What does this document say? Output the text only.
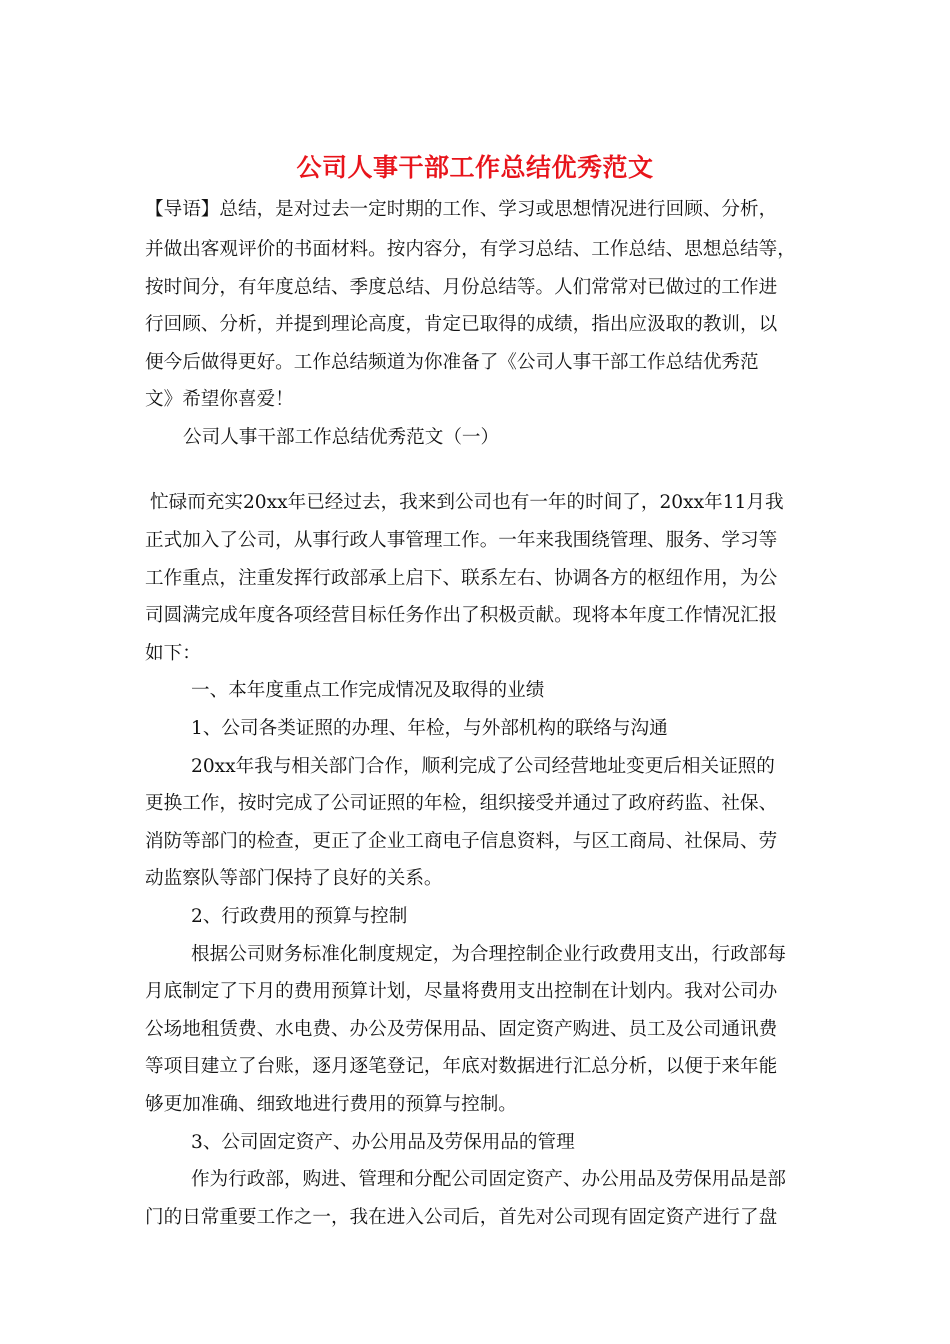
公司人事干部工作总结优秀范文

【导语】总结，是对过去一定时期的工作、学习或思想情况进行回顾、分析，

并做出客观评价的书面材料。按内容分，有学习总结、工作总结、思想总结等，

按时间分，有年度总结、季度总结、月份总结等。人们常常对已做过的工作进

行回顾、分析，并提到理论高度，肯定已取得的成绩，指出应汲取的教训，以

便今后做得更好。工作总结频道为你准备了《公司人事干部工作总结优秀范

文》希望你喜爱！

公司人事干部工作总结优秀范文（一）

忙碌而充实20xx年已经过去，我来到公司也有一年的时间了，20xx年11月我

正式加入了公司，从事行政人事管理工作。一年来我围绕管理、服务、学习等

工作重点，注重发挥行政部承上启下、联系左右、协调各方的枢纽作用，为公

司圆满完成年度各项经营目标任务作出了积极贡献。现将本年度工作情况汇报

如下：

一、本年度重点工作完成情况及取得的业绩

1、公司各类证照的办理、年检，与外部机构的联络与沟通

20xx年我与相关部门合作，顺利完成了公司经营地址变更后相关证照的

更换工作，按时完成了公司证照的年检，组织接受并通过了政府药监、社保、

消防等部门的检查，更正了企业工商电子信息资料，与区工商局、社保局、劳

动监察队等部门保持了良好的关系。

2、行政费用的预算与控制

根据公司财务标准化制度规定，为合理控制企业行政费用支出，行政部每

月底制定了下月的费用预算计划，尽量将费用支出控制在计划内。我对公司办

公场地租赁费、水电费、办公及劳保用品、固定资产购进、员工及公司通讯费

等项目建立了台账，逐月逐笔登记，年底对数据进行汇总分析，以便于来年能

够更加准确、细致地进行费用的预算与控制。

3、公司固定资产、办公用品及劳保用品的管理

作为行政部，购进、管理和分配公司固定资产、办公用品及劳保用品是部

门的日常重要工作之一，我在进入公司后，首先对公司现有固定资产进行了盘
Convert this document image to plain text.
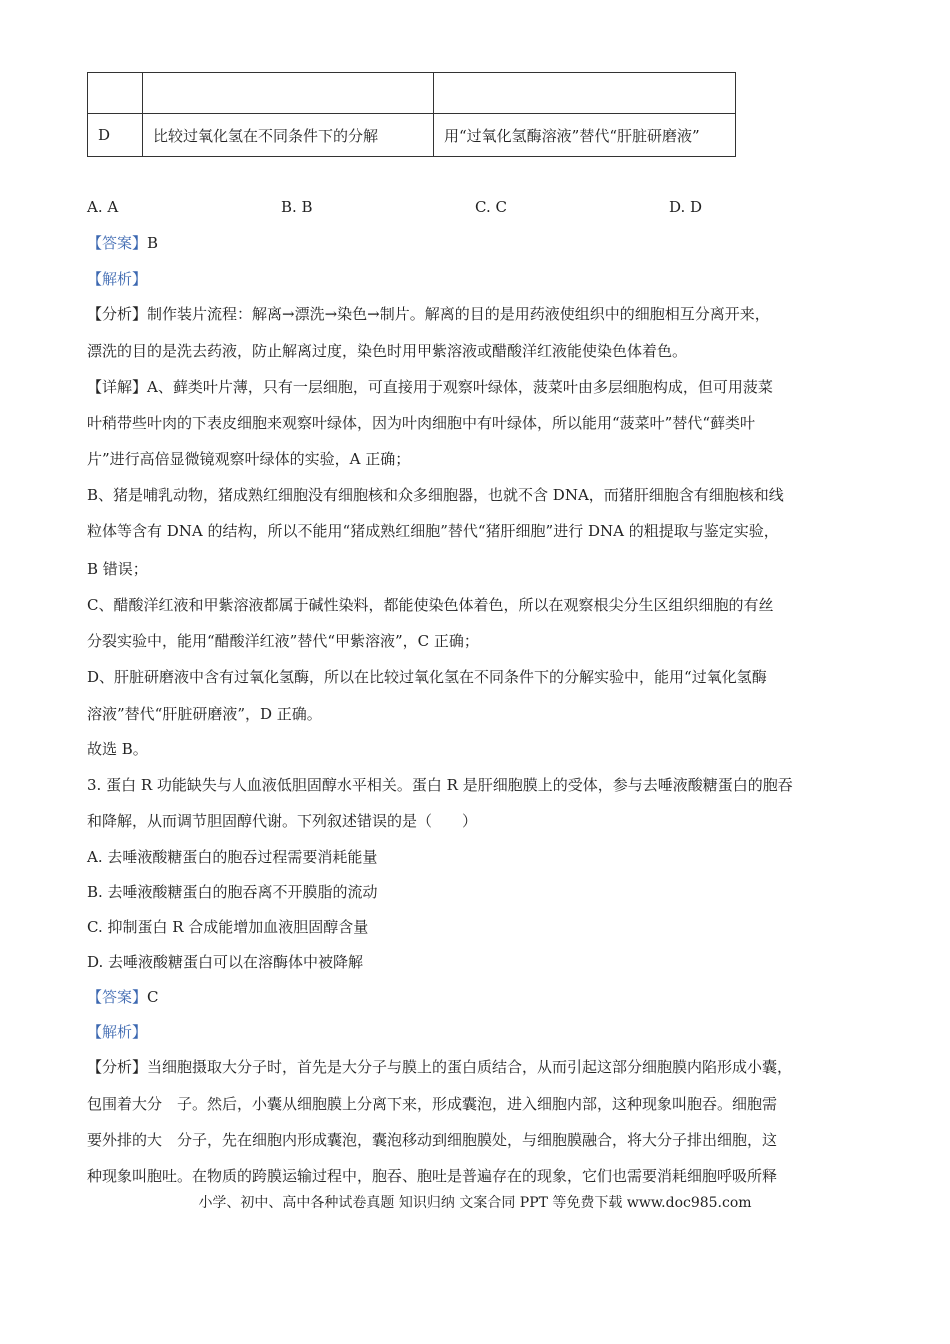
D	比较过氧化氢在不同条件下的分解	用“过氧化氢酶溶液”替代“肝脏研磨液”
A. A	B. B	C. C	D. D
【答案】B
【解析】
【分析】制作装片流程：解离→漂洗→染色→制片。解离的目的是用药液使组织中的细胞相互分离开来，
漂洗的目的是洗去药液，防止解离过度，染色时用甲紫溶液或醋酸洋红液能使染色体着色。
【详解】A、藓类叶片薄，只有一层细胞，可直接用于观察叶绿体，菠菜叶由多层细胞构成，但可用菠菜
叶稍带些叶肉的下表皮细胞来观察叶绿体，因为叶肉细胞中有叶绿体，所以能用“菠菜叶”替代“藓类叶
片”进行高倍显微镜观察叶绿体的实验，A 正确；
B、猪是哺乳动物，猪成熟红细胞没有细胞核和众多细胞器，也就不含 DNA，而猪肝细胞含有细胞核和线
粒体等含有 DNA 的结构，所以不能用“猪成熟红细胞”替代“猪肝细胞”进行 DNA 的粗提取与鉴定实验，
B 错误；
C、醋酸洋红液和甲紫溶液都属于碱性染料，都能使染色体着色，所以在观察根尖分生区组织细胞的有丝
分裂实验中，能用“醋酸洋红液”替代“甲紫溶液”，C 正确；
D、肝脏研磨液中含有过氧化氢酶，所以在比较过氧化氢在不同条件下的分解实验中，能用“过氧化氢酶
溶液”替代“肝脏研磨液”，D 正确。
故选 B。
3. 蛋白 R 功能缺失与人血液低胆固醇水平相关。蛋白 R 是肝细胞膜上的受体，参与去唾液酸糖蛋白的胞吞
和降解，从而调节胆固醇代谢。下列叙述错误的是（　　）
A. 去唾液酸糖蛋白的胞吞过程需要消耗能量
B. 去唾液酸糖蛋白的胞吞离不开膜脂的流动
C. 抑制蛋白 R 合成能增加血液胆固醇含量
D. 去唾液酸糖蛋白可以在溶酶体中被降解
【答案】C
【解析】
【分析】当细胞摄取大分子时，首先是大分子与膜上的蛋白质结合，从而引起这部分细胞膜内陷形成小囊，
包围着大分　子。然后，小囊从细胞膜上分离下来，形成囊泡，进入细胞内部，这种现象叫胞吞。细胞需
要外排的大　分子，先在细胞内形成囊泡，囊泡移动到细胞膜处，与细胞膜融合，将大分子排出细胞，这
种现象叫胞吐。在物质的跨膜运输过程中，胞吞、胞吐是普遍存在的现象，它们也需要消耗细胞呼吸所释
小学、初中、高中各种试卷真题 知识归纳 文案合同 PPT 等免费下载 www.doc985.com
-*-
* DO THIS *
Without the pictures, repeat all the records word for word.

* RESPONSE *
What does this document say? Output the text only.
公司人事干部工作总结优秀范文

【导语】总结，是对过去一定时期的工作、学习或思想情况进行回顾、分析，

并做出客观评价的书面材料。按内容分，有学习总结、工作总结、思想总结等，

按时间分，有年度总结、季度总结、月份总结等。人们常常对已做过的工作进

行回顾、分析，并提到理论高度，肯定已取得的成绩，指出应汲取的教训，以

便今后做得更好。工作总结频道为你准备了《公司人事干部工作总结优秀范

文》希望你喜爱！

公司人事干部工作总结优秀范文（一）

忙碌而充实20xx年已经过去，我来到公司也有一年的时间了，20xx年11月我

正式加入了公司，从事行政人事管理工作。一年来我围绕管理、服务、学习等

工作重点，注重发挥行政部承上启下、联系左右、协调各方的枢纽作用，为公

司圆满完成年度各项经营目标任务作出了积极贡献。现将本年度工作情况汇报

如下：

一、本年度重点工作完成情况及取得的业绩

1、公司各类证照的办理、年检，与外部机构的联络与沟通

20xx年我与相关部门合作，顺利完成了公司经营地址变更后相关证照的

更换工作，按时完成了公司证照的年检，组织接受并通过了政府药监、社保、

消防等部门的检查，更正了企业工商电子信息资料，与区工商局、社保局、劳

动监察队等部门保持了良好的关系。

2、行政费用的预算与控制

根据公司财务标准化制度规定，为合理控制企业行政费用支出，行政部每

月底制定了下月的费用预算计划，尽量将费用支出控制在计划内。我对公司办

公场地租赁费、水电费、办公及劳保用品、固定资产购进、员工及公司通讯费

等项目建立了台账，逐月逐笔登记，年底对数据进行汇总分析，以便于来年能

够更加准确、细致地进行费用的预算与控制。

3、公司固定资产、办公用品及劳保用品的管理

作为行政部，购进、管理和分配公司固定资产、办公用品及劳保用品是部

门的日常重要工作之一，我在进入公司后，首先对公司现有固定资产进行了盘
Convert this document image to plain text.
D	比较过氧化氢在不同条件下的分解	用“过氧化氢酶溶液”替代“肝脏研磨液”
A. A	B. B	C. C	D. D
【答案】B
【解析】
【分析】制作装片流程：解离→漂洗→染色→制片。解离的目的是用药液使组织中的细胞相互分离开来，
漂洗的目的是洗去药液，防止解离过度，染色时用甲紫溶液或醋酸洋红液能使染色体着色。
【详解】A、藓类叶片薄，只有一层细胞，可直接用于观察叶绿体，菠菜叶由多层细胞构成，但可用菠菜
叶稍带些叶肉的下表皮细胞来观察叶绿体，因为叶肉细胞中有叶绿体，所以能用“菠菜叶”替代“藓类叶
片”进行高倍显微镜观察叶绿体的实验，A 正确；
B、猪是哺乳动物，猪成熟红细胞没有细胞核和众多细胞器，也就不含 DNA，而猪肝细胞含有细胞核和线
粒体等含有 DNA 的结构，所以不能用“猪成熟红细胞”替代“猪肝细胞”进行 DNA 的粗提取与鉴定实验，
B 错误；
C、醋酸洋红液和甲紫溶液都属于碱性染料，都能使染色体着色，所以在观察根尖分生区组织细胞的有丝
分裂实验中，能用“醋酸洋红液”替代“甲紫溶液”，C 正确；
D、肝脏研磨液中含有过氧化氢酶，所以在比较过氧化氢在不同条件下的分解实验中，能用“过氧化氢酶
溶液”替代“肝脏研磨液”，D 正确。
故选 B。
3. 蛋白 R 功能缺失与人血液低胆固醇水平相关。蛋白 R 是肝细胞膜上的受体，参与去唾液酸糖蛋白的胞吞
和降解，从而调节胆固醇代谢。下列叙述错误的是（　　）
A. 去唾液酸糖蛋白的胞吞过程需要消耗能量
B. 去唾液酸糖蛋白的胞吞离不开膜脂的流动
C. 抑制蛋白 R 合成能增加血液胆固醇含量
D. 去唾液酸糖蛋白可以在溶酶体中被降解
【答案】C
【解析】
【分析】当细胞摄取大分子时，首先是大分子与膜上的蛋白质结合，从而引起这部分细胞膜内陷形成小囊，
包围着大分　子。然后，小囊从细胞膜上分离下来，形成囊泡，进入细胞内部，这种现象叫胞吞。细胞需
要外排的大　分子，先在细胞内形成囊泡，囊泡移动到细胞膜处，与细胞膜融合，将大分子排出细胞，这
种现象叫胞吐。在物质的跨膜运输过程中，胞吞、胞吐是普遍存在的现象，它们也需要消耗细胞呼吸所释
小学、初中、高中各种试卷真题 知识归纳 文案合同 PPT 等免费下载 www.doc985.com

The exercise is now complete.